* EXERCISE TASK
Copy out each line of the material in which the word "años" appears.

* EXERCISE MATERIALS
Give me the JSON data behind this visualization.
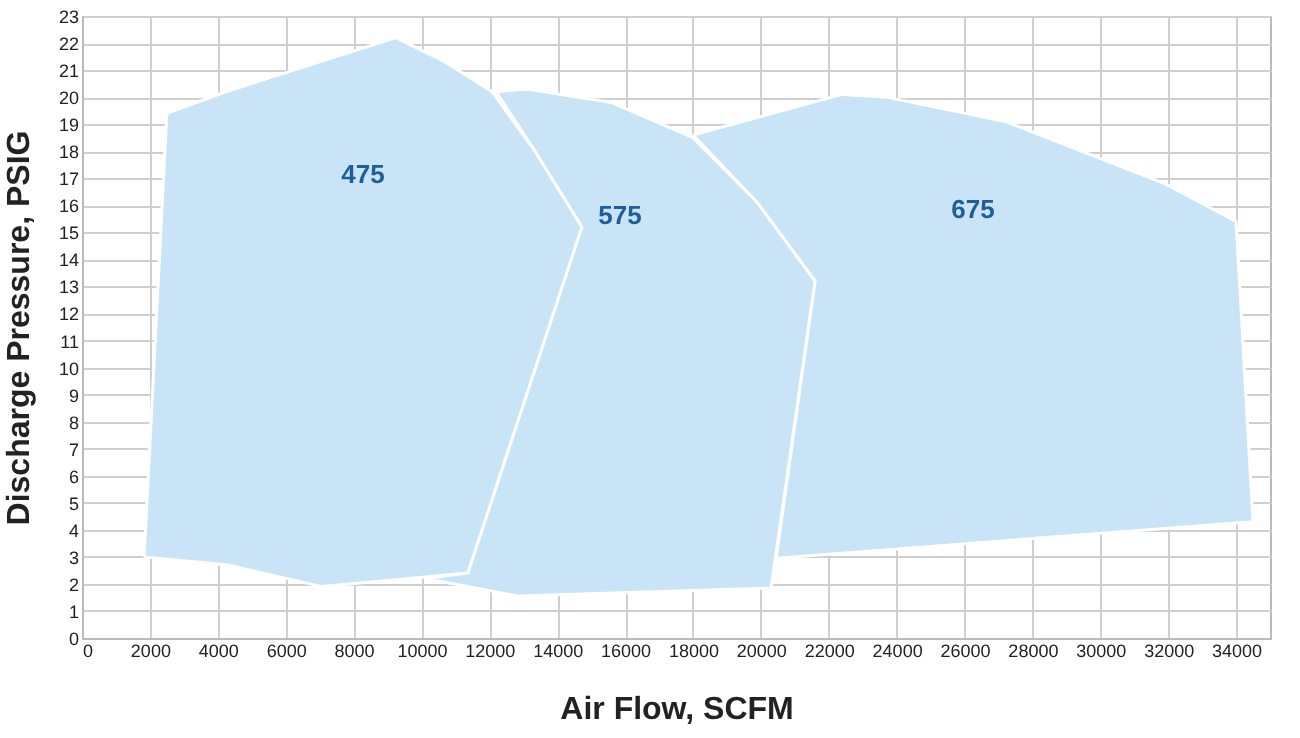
{
  "chart_data": {
    "type": "area",
    "xlabel": "Air Flow, SCFM",
    "ylabel": "Discharge Pressure, PSIG",
    "xlim": [
      0,
      35000
    ],
    "ylim": [
      0,
      23
    ],
    "xticks": [
      0,
      2000,
      4000,
      6000,
      8000,
      10000,
      12000,
      14000,
      16000,
      18000,
      20000,
      22000,
      24000,
      26000,
      28000,
      30000,
      32000,
      34000
    ],
    "yticks": [
      0,
      1,
      2,
      3,
      4,
      5,
      6,
      7,
      8,
      9,
      10,
      11,
      12,
      13,
      14,
      15,
      16,
      17,
      18,
      19,
      20,
      21,
      22,
      23
    ],
    "grid": true,
    "series": [
      {
        "name": "475",
        "color": "#c9e3f7",
        "x": [
          1830,
          2500,
          4240,
          9250,
          10700,
          12080,
          13400,
          14730,
          11370,
          7070,
          4300
        ],
        "values": [
          3.0,
          19.4,
          20.2,
          22.2,
          21.3,
          20.2,
          17.9,
          15.2,
          2.4,
          1.9,
          2.7
        ]
      },
      {
        "name": "575",
        "color": "#c9e3f7",
        "x": [
          10100,
          11370,
          14730,
          13400,
          12200,
          13100,
          15600,
          18000,
          19900,
          21600,
          20300,
          12850
        ],
        "values": [
          2.2,
          2.4,
          15.2,
          17.9,
          20.2,
          20.3,
          19.8,
          18.5,
          16.1,
          13.2,
          1.85,
          1.55
        ]
      },
      {
        "name": "675",
        "color": "#c9e3f7",
        "x": [
          18000,
          22400,
          23700,
          27200,
          31900,
          34000,
          34500,
          20450,
          21600,
          19900
        ],
        "values": [
          18.6,
          20.1,
          20.0,
          19.1,
          16.8,
          15.4,
          4.3,
          2.95,
          13.2,
          16.1
        ]
      }
    ]
  }
}
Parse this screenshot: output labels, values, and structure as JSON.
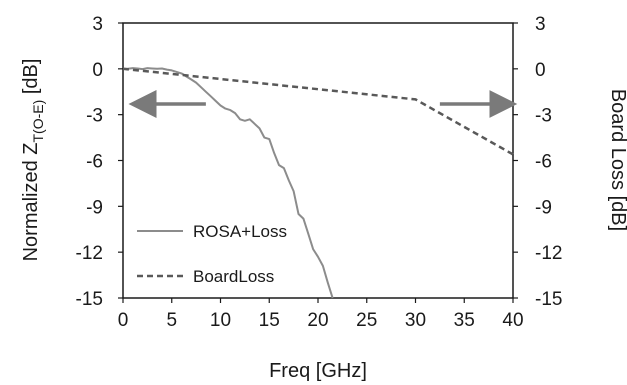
{
  "chart_data": {
    "type": "line",
    "xlabel": "Freq [GHz]",
    "ylabel_left": "Normalized Z",
    "ylabel_left_subscript": "T(O-E)",
    "ylabel_left_unit": " [dB]",
    "ylabel_right": "Board Loss [dB]",
    "xlim": [
      0,
      40
    ],
    "ylim_left": [
      -15,
      3
    ],
    "ylim_right": [
      -15,
      3
    ],
    "x_ticks": [
      "0",
      "5",
      "10",
      "15",
      "20",
      "25",
      "30",
      "35",
      "40"
    ],
    "y_ticks_left": [
      "3",
      "0",
      "-3",
      "-6",
      "-9",
      "-12",
      "-15"
    ],
    "y_ticks_right": [
      "3",
      "0",
      "-3",
      "-6",
      "-9",
      "-12",
      "-15"
    ],
    "grid": false,
    "legend_position": "bottom-left",
    "series": [
      {
        "name": "ROSA+Loss",
        "axis": "left",
        "style": "solid",
        "color": "#8c8c8c",
        "x": [
          0,
          0.5,
          1,
          1.5,
          2,
          2.5,
          3,
          3.5,
          4,
          4.5,
          5,
          5.5,
          6,
          6.5,
          7,
          7.5,
          8,
          8.5,
          9,
          9.5,
          10,
          10.5,
          11,
          11.5,
          12,
          12.5,
          13,
          13.5,
          14,
          14.5,
          15,
          15.5,
          16,
          16.5,
          17,
          17.5,
          18,
          18.5,
          19,
          19.5,
          20,
          20.5,
          21,
          21.5
        ],
        "y": [
          0,
          0,
          0.05,
          0.02,
          -0.02,
          0.05,
          0.02,
          0,
          0.02,
          -0.05,
          -0.1,
          -0.2,
          -0.3,
          -0.5,
          -0.7,
          -0.9,
          -1.2,
          -1.5,
          -1.8,
          -2.1,
          -2.4,
          -2.6,
          -2.7,
          -2.9,
          -3.3,
          -3.4,
          -3.3,
          -3.6,
          -3.9,
          -4.5,
          -4.6,
          -5.5,
          -6.3,
          -6.5,
          -7.3,
          -8.0,
          -9.5,
          -9.8,
          -10.8,
          -11.8,
          -12.3,
          -12.9,
          -14.0,
          -15.0
        ]
      },
      {
        "name": "BoardLoss",
        "axis": "right",
        "style": "dashed",
        "color": "#595959",
        "x": [
          0,
          30,
          40
        ],
        "y": [
          0,
          -2,
          -5.6
        ]
      }
    ],
    "annotations": [
      {
        "type": "arrow",
        "direction": "left",
        "meaning": "left axis",
        "x_from": 8.5,
        "x_to": 2.0,
        "y": -2.3
      },
      {
        "type": "arrow",
        "direction": "right",
        "meaning": "right axis",
        "x_from": 32.5,
        "x_to": 39.0,
        "y": -2.3
      }
    ]
  }
}
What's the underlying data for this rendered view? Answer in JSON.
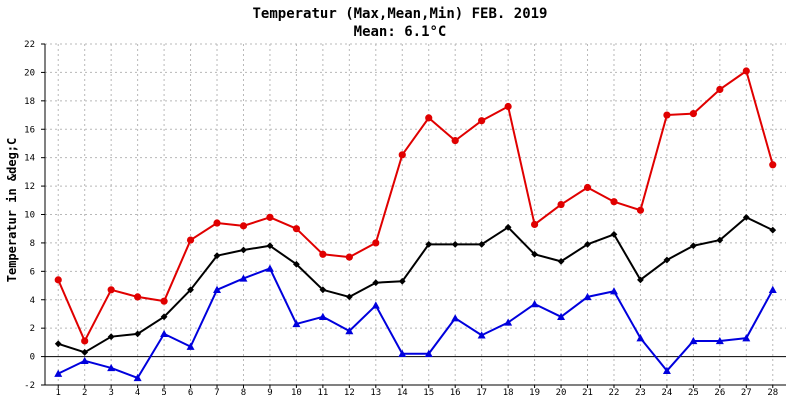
{
  "chart_data": {
    "type": "line",
    "title": "Temperatur (Max,Mean,Min) FEB. 2019",
    "subtitle": "Mean: 6.1°C",
    "xlabel": "",
    "ylabel": "Temperatur in &deg;C",
    "ylim": [
      -2,
      22
    ],
    "yticks": [
      -2,
      0,
      2,
      4,
      6,
      8,
      10,
      12,
      14,
      16,
      18,
      20,
      22
    ],
    "x": [
      1,
      2,
      3,
      4,
      5,
      6,
      7,
      8,
      9,
      10,
      11,
      12,
      13,
      14,
      15,
      16,
      17,
      18,
      19,
      20,
      21,
      22,
      23,
      24,
      25,
      26,
      27,
      28
    ],
    "grid": true,
    "series": [
      {
        "color": "#e00000",
        "marker": "circle",
        "values": [
          5.4,
          1.1,
          4.7,
          4.2,
          3.9,
          8.2,
          9.4,
          9.2,
          9.8,
          9.0,
          7.2,
          7.0,
          8.0,
          14.2,
          16.8,
          15.2,
          16.6,
          17.6,
          9.3,
          10.7,
          11.9,
          10.9,
          10.3,
          17.0,
          17.1,
          18.8,
          20.1,
          13.5
        ]
      },
      {
        "color": "#000000",
        "marker": "diamond",
        "values": [
          0.9,
          0.3,
          1.4,
          1.6,
          2.8,
          4.7,
          7.1,
          7.5,
          7.8,
          6.5,
          4.7,
          4.2,
          5.2,
          5.3,
          7.9,
          7.9,
          7.9,
          9.1,
          7.2,
          6.7,
          7.9,
          8.6,
          5.4,
          6.8,
          7.8,
          8.2,
          9.8,
          8.9
        ]
      },
      {
        "color": "#0000dd",
        "marker": "triangle",
        "values": [
          -1.2,
          -0.3,
          -0.8,
          -1.5,
          1.6,
          0.7,
          4.7,
          5.5,
          6.2,
          2.3,
          2.8,
          1.8,
          3.6,
          0.2,
          0.2,
          2.7,
          1.5,
          2.4,
          3.7,
          2.8,
          4.2,
          4.6,
          1.3,
          -1.0,
          1.1,
          1.1,
          1.3,
          4.7
        ]
      }
    ]
  }
}
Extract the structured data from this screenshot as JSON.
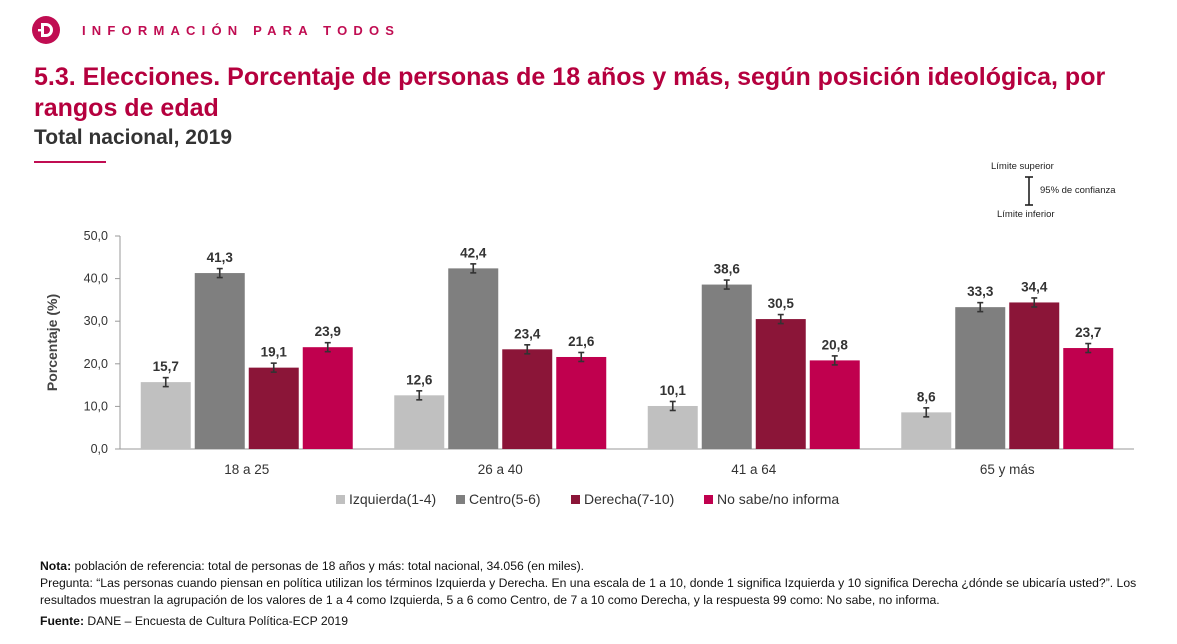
{
  "header": {
    "brand": "INFORMACIÓN PARA TODOS"
  },
  "title": "5.3. Elecciones. Porcentaje de personas de 18 años y más, según posición ideológica, por rangos de edad",
  "subtitle": "Total nacional, 2019",
  "ci_legend": {
    "upper": "Límite superior",
    "confidence": "95% de confianza",
    "lower": "Límite inferior"
  },
  "chart_data": {
    "type": "bar",
    "ylabel": "Porcentaje (%)",
    "ylim": [
      0,
      50
    ],
    "yticks": [
      "0,0",
      "10,0",
      "20,0",
      "30,0",
      "40,0",
      "50,0"
    ],
    "categories": [
      "18 a 25",
      "26 a 40",
      "41 a 64",
      "65 y más"
    ],
    "series": [
      {
        "name": "Izquierda(1-4)",
        "color": "#c0c0c0",
        "values": [
          15.7,
          12.6,
          10.1,
          8.6
        ],
        "labels": [
          "15,7",
          "12,6",
          "10,1",
          "8,6"
        ]
      },
      {
        "name": "Centro(5-6)",
        "color": "#7f7f7f",
        "values": [
          41.3,
          42.4,
          38.6,
          33.3
        ],
        "labels": [
          "41,3",
          "42,4",
          "38,6",
          "33,3"
        ]
      },
      {
        "name": "Derecha(7-10)",
        "color": "#8b1538",
        "values": [
          19.1,
          23.4,
          30.5,
          34.4
        ],
        "labels": [
          "19,1",
          "23,4",
          "30,5",
          "34,4"
        ]
      },
      {
        "name": "No sabe/no informa",
        "color": "#c0004e",
        "values": [
          23.9,
          21.6,
          20.8,
          23.7
        ],
        "labels": [
          "23,9",
          "21,6",
          "20,8",
          "23,7"
        ]
      }
    ],
    "legend_position": "bottom",
    "grid": false,
    "error_bars": "95% de confianza"
  },
  "notes": {
    "nota_label": "Nota:",
    "nota_text": " población de referencia: total de personas de 18 años y más: total nacional, 34.056 (en miles).",
    "pregunta": "Pregunta: “Las personas cuando piensan en política utilizan los términos Izquierda y Derecha. En una escala de 1 a 10, donde 1 significa Izquierda y 10 significa Derecha ¿dónde se ubicaría usted?”. Los resultados muestran la agrupación de los valores de 1 a 4 como Izquierda, 5 a 6 como Centro, de 7 a 10 como Derecha, y la respuesta 99 como: No sabe, no informa.",
    "fuente_label": "Fuente:",
    "fuente_text": " DANE – Encuesta de Cultura Política-ECP 2019"
  }
}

* TASK RESULT
  "title": "5.3. Elecciones. Porcentaje de personas de 18 años y más, según posición ideológica, por rangos de edad",
    "nota_text": " población de referencia: total de personas de 18 años y más: total nacional, 34.056 (en miles).",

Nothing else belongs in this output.